(Records that describe figures)
▼▼▼

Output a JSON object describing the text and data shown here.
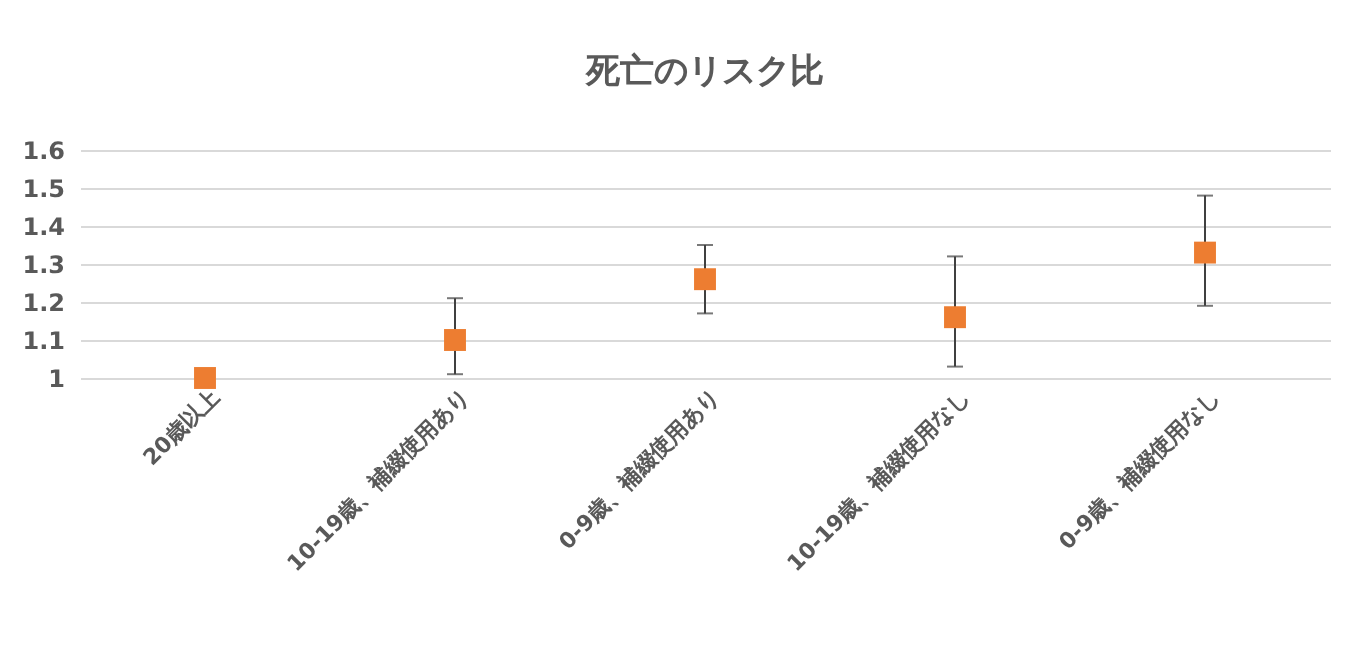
{
  "chart_data": {
    "type": "scatter",
    "title": "死亡のリスク比",
    "categories": [
      "20歳以上",
      "10-19歳、補綴使用あり",
      "0-9歳、補綴使用あり",
      "10-19歳、補綴使用なし",
      "0-9歳、補綴使用なし"
    ],
    "series": [
      {
        "color": "#ed7d31",
        "values": [
          1.0,
          1.1,
          1.26,
          1.16,
          1.33
        ],
        "errors": [
          null,
          [
            1.01,
            1.21
          ],
          [
            1.17,
            1.35
          ],
          [
            1.03,
            1.32
          ],
          [
            1.19,
            1.48
          ]
        ]
      }
    ],
    "ylim": [
      1,
      1.6
    ],
    "yticks": [
      1,
      1.1,
      1.2,
      1.3,
      1.4,
      1.5,
      1.6
    ],
    "grid": "y",
    "legend": false,
    "marker": "square"
  }
}
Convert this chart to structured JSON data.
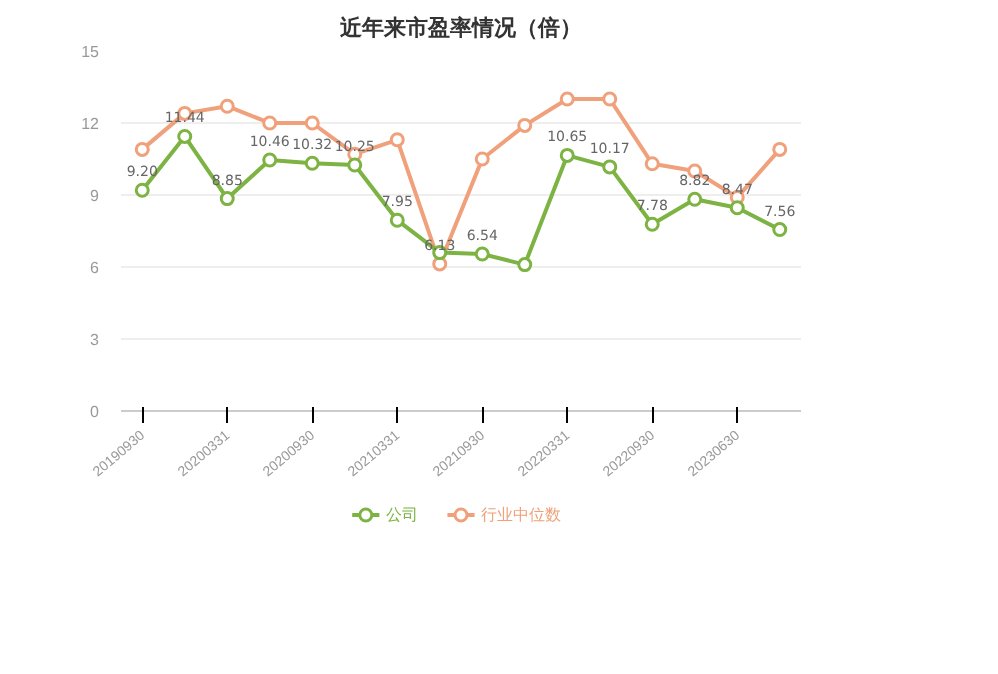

▲▲▲

WHAT YOU WILL DO » Extract the full listing exactly, with the pictures left out.

SOLUTION TO THE PROBLEM »
Output a JSON object describing the text and data shown here.
{
  "chart_data": {
    "type": "scatter",
    "title": "死亡のリスク比",
    "categories": [
      "20歳以上",
      "10-19歳、補綴使用あり",
      "0-9歳、補綴使用あり",
      "10-19歳、補綴使用なし",
      "0-9歳、補綴使用なし"
    ],
    "series": [
      {
        "color": "#ed7d31",
        "values": [
          1.0,
          1.1,
          1.26,
          1.16,
          1.33
        ],
        "errors": [
          null,
          [
            1.01,
            1.21
          ],
          [
            1.17,
            1.35
          ],
          [
            1.03,
            1.32
          ],
          [
            1.19,
            1.48
          ]
        ]
      }
    ],
    "ylim": [
      1,
      1.6
    ],
    "yticks": [
      1,
      1.1,
      1.2,
      1.3,
      1.4,
      1.5,
      1.6
    ],
    "grid": "y",
    "legend": false,
    "marker": "square"
  }
}
Convert this chart to structured JSON data.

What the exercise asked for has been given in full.